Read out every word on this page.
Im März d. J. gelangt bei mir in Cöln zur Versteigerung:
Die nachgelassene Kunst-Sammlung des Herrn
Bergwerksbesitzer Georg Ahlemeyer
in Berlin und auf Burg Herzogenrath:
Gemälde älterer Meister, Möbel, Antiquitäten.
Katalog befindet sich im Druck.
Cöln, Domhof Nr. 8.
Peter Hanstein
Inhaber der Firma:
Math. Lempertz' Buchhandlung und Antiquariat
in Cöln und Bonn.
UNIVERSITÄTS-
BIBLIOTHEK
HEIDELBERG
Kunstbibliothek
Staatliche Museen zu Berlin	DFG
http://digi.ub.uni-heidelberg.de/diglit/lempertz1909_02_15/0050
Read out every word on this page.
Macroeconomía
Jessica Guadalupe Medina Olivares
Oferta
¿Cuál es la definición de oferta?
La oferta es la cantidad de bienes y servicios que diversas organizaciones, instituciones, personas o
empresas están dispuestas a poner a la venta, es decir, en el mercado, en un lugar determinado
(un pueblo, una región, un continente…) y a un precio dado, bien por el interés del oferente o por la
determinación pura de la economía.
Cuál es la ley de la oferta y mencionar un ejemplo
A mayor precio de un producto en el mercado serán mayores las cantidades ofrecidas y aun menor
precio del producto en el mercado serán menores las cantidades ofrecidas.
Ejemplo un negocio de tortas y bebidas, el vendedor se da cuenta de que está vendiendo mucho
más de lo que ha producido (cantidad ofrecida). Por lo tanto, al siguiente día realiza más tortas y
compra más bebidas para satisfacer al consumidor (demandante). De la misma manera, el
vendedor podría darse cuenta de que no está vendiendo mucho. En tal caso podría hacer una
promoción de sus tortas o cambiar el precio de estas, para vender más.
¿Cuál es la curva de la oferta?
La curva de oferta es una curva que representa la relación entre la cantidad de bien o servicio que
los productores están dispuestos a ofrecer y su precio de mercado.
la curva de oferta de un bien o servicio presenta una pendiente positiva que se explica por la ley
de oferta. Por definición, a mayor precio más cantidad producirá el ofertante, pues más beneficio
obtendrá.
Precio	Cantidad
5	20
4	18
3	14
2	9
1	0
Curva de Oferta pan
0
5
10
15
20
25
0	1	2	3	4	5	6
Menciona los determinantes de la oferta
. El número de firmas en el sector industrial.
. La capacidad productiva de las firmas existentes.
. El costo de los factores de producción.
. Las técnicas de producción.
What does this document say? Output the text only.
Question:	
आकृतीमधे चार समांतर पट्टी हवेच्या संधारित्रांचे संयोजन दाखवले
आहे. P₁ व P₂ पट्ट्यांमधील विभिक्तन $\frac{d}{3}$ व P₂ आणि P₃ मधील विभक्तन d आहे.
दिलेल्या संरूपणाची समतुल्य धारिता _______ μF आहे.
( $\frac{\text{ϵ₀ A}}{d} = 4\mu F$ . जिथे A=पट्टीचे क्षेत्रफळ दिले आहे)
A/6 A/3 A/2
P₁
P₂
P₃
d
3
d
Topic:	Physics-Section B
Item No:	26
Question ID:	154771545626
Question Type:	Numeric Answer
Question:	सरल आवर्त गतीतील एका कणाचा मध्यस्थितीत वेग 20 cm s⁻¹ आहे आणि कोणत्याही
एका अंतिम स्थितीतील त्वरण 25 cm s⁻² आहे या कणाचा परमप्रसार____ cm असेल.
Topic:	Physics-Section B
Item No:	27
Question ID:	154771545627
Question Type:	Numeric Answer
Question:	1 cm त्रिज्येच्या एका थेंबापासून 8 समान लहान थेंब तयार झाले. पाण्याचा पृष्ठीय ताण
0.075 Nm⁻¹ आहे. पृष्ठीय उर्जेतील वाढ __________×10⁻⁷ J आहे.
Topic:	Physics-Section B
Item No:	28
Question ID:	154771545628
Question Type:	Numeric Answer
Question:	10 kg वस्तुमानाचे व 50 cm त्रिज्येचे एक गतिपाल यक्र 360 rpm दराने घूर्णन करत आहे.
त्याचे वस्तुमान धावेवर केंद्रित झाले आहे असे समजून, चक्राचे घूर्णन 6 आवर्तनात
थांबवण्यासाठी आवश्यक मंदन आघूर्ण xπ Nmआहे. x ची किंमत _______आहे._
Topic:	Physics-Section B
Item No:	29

**Exercise prompt:**
Search the material above for "cantidades". Pull out each line where it shows up.

**Written answer:**
A mayor precio de un producto en el mercado serán mayores las cantidades ofrecidas y aun menor
precio del producto en el mercado serán menores las cantidades ofrecidas.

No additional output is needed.